- _What you are asked to do_
In the material below, set down the lines word for word, starting at the line that has "List 23 of the" and stopping after the line that has "x-tick-label: 5 [184, 399, 192, 414]". Leave out the pictures.

- _Data in this exercise_
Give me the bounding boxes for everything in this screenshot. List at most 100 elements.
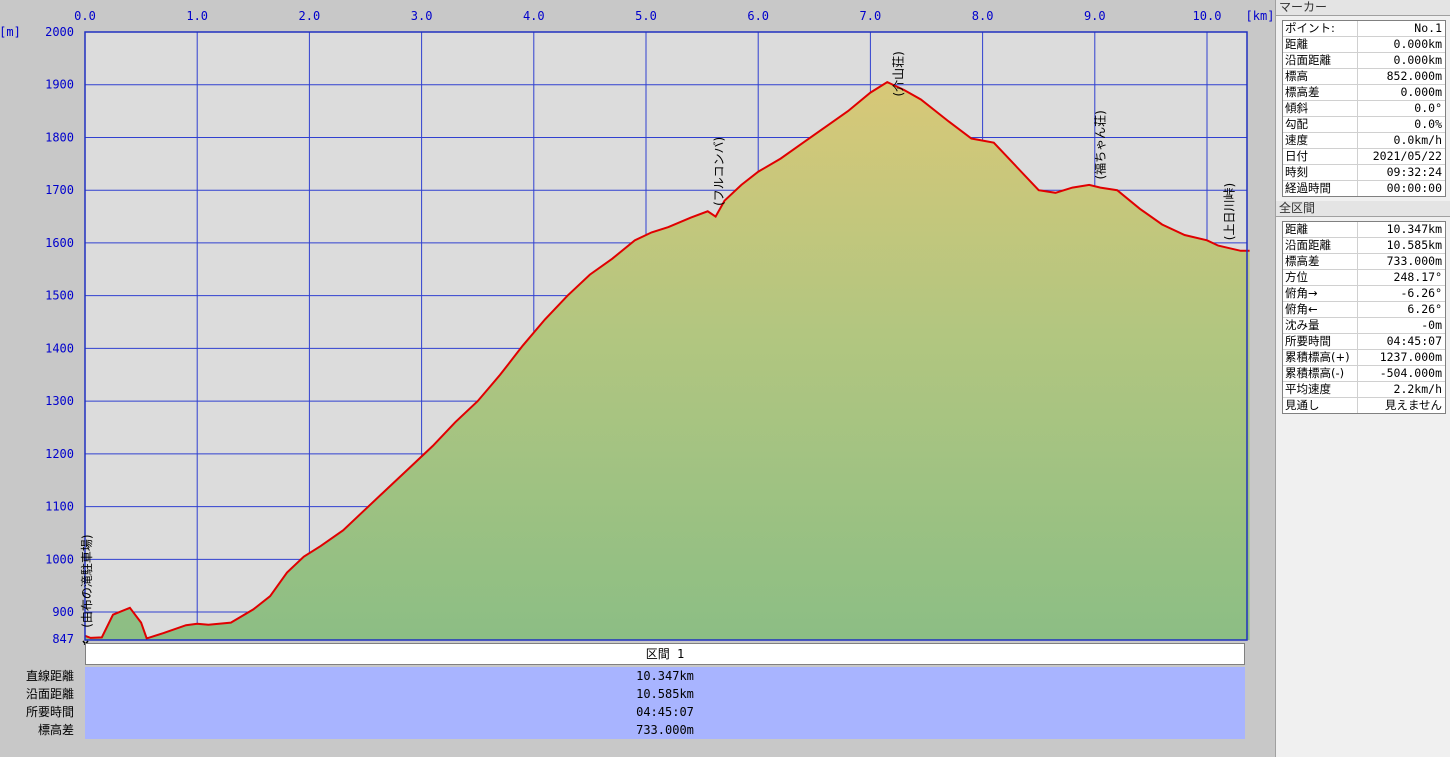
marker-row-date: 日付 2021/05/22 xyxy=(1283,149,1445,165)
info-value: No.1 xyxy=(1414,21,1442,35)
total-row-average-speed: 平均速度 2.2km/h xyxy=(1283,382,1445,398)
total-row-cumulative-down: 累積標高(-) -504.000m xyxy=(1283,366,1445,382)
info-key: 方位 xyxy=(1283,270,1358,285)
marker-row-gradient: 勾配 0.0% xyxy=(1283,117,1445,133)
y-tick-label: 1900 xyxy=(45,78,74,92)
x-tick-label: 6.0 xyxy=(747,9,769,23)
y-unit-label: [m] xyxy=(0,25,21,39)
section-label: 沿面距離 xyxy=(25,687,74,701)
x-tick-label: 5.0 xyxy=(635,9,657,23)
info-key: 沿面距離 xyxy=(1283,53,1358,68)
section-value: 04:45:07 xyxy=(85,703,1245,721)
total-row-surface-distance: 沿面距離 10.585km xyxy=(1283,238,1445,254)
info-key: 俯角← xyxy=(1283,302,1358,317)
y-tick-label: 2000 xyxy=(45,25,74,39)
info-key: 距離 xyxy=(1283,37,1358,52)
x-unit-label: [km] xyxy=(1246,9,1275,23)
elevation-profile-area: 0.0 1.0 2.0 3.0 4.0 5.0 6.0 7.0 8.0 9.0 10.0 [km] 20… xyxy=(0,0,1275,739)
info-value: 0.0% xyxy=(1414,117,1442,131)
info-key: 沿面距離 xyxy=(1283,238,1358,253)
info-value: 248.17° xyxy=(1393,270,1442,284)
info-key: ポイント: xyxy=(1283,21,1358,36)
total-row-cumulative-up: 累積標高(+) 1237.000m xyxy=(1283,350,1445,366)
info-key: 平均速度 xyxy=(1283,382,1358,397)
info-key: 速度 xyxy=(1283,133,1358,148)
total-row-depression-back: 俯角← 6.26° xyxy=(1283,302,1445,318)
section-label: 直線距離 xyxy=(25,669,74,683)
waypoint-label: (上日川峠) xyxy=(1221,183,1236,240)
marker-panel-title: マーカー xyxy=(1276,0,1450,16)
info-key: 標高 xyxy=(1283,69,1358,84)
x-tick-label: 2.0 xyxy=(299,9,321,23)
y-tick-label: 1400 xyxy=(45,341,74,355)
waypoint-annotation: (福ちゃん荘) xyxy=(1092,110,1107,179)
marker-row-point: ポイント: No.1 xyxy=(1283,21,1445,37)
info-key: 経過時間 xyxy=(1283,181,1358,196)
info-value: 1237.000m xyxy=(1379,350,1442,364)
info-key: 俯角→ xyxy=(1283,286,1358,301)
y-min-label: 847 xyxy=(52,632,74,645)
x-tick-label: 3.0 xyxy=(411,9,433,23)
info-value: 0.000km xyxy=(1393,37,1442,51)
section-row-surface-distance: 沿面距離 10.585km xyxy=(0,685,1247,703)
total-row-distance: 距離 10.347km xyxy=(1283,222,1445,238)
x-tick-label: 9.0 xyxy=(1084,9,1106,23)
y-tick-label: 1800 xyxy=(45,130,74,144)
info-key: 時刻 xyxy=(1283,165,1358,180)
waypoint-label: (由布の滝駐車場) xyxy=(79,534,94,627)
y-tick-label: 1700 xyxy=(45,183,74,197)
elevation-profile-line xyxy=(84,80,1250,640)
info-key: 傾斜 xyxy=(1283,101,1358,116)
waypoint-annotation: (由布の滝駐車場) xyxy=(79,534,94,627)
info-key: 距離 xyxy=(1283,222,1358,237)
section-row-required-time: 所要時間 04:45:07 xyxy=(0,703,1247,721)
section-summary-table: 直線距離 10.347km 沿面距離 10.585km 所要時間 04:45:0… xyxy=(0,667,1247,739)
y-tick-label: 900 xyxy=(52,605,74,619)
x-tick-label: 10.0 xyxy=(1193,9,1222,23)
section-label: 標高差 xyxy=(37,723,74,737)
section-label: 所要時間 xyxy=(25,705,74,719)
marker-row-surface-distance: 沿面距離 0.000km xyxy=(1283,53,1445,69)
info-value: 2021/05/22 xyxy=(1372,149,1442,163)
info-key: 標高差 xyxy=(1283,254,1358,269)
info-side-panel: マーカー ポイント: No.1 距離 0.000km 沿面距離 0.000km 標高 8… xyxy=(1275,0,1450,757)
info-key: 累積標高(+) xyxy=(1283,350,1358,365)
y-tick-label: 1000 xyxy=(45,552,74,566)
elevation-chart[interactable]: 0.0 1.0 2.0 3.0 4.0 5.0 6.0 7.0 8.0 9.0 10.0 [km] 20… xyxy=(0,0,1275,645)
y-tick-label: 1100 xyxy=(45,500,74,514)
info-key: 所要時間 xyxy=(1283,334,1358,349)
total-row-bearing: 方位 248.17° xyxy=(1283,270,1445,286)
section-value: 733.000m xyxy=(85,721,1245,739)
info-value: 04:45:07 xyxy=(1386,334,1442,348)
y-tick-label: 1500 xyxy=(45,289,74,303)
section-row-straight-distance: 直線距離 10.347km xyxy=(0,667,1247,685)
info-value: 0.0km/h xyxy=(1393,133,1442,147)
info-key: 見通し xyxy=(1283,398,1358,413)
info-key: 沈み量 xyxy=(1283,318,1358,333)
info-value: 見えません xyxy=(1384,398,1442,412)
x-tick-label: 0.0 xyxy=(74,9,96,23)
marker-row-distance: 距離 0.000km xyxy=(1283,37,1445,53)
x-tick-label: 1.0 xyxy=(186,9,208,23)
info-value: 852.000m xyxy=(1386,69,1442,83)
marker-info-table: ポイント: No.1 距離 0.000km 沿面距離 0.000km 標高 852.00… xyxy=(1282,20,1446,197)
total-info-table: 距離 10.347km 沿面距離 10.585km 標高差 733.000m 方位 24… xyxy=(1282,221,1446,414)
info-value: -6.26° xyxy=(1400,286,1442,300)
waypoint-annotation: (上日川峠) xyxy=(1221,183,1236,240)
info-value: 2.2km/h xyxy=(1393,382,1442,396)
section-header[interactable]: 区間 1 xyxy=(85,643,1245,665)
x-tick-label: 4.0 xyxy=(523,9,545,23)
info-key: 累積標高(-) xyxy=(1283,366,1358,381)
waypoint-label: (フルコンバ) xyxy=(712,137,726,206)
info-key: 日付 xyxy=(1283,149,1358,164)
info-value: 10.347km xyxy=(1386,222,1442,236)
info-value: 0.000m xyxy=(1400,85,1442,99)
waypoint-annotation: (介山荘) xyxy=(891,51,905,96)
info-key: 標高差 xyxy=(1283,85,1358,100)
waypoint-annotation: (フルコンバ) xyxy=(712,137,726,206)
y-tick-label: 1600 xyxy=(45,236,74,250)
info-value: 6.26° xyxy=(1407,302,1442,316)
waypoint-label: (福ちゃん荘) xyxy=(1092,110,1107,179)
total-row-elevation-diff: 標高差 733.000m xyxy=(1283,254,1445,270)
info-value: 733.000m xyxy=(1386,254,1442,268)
...
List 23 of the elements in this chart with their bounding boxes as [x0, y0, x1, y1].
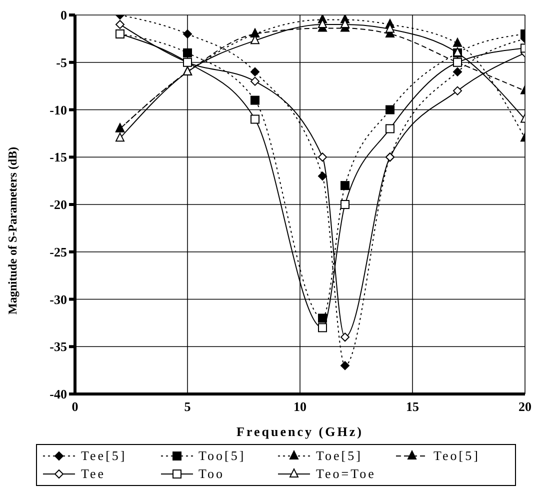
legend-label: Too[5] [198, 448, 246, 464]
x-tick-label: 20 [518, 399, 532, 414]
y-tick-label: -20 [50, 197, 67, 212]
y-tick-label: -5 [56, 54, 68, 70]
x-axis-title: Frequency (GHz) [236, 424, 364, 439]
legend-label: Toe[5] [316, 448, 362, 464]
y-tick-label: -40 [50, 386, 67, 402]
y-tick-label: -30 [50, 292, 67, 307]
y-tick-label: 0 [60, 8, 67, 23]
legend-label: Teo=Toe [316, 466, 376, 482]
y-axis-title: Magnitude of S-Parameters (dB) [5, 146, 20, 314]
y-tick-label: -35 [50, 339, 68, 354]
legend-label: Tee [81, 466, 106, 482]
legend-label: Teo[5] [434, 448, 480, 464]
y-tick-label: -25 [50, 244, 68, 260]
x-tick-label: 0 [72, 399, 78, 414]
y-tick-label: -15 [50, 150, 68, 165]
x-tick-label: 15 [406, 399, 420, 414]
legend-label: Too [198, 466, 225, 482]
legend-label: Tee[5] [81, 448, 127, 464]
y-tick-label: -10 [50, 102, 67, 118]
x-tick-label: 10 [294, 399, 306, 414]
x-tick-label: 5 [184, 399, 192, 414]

- _Complete answer_
List 23 of the elements in this chart with their bounding boxes as [x0, y0, x1, y1].
legend-label: Too[5] [198, 448, 246, 464]
x-tick-label: 20 [518, 399, 532, 414]
y-tick-label: -20 [50, 197, 67, 212]
y-tick-label: -5 [56, 54, 68, 70]
x-axis-title: Frequency (GHz) [236, 424, 364, 439]
legend-label: Toe[5] [316, 448, 362, 464]
y-tick-label: -40 [50, 386, 67, 402]
y-tick-label: -30 [50, 292, 67, 307]
y-tick-label: 0 [60, 8, 67, 23]
legend-label: Teo=Toe [316, 466, 376, 482]
y-axis-title: Magnitude of S-Parameters (dB) [5, 146, 20, 314]
y-tick-label: -35 [50, 339, 68, 354]
legend-label: Tee [81, 466, 106, 482]
legend-label: Teo[5] [434, 448, 480, 464]
y-tick-label: -25 [50, 244, 68, 260]
x-tick-label: 0 [72, 399, 78, 414]
y-tick-label: -15 [50, 150, 68, 165]
x-tick-label: 15 [406, 399, 420, 414]
legend-label: Too [198, 466, 225, 482]
legend-label: Tee[5] [81, 448, 127, 464]
y-tick-label: -10 [50, 102, 67, 118]
x-tick-label: 10 [294, 399, 306, 414]
x-tick-label: 5 [184, 399, 192, 414]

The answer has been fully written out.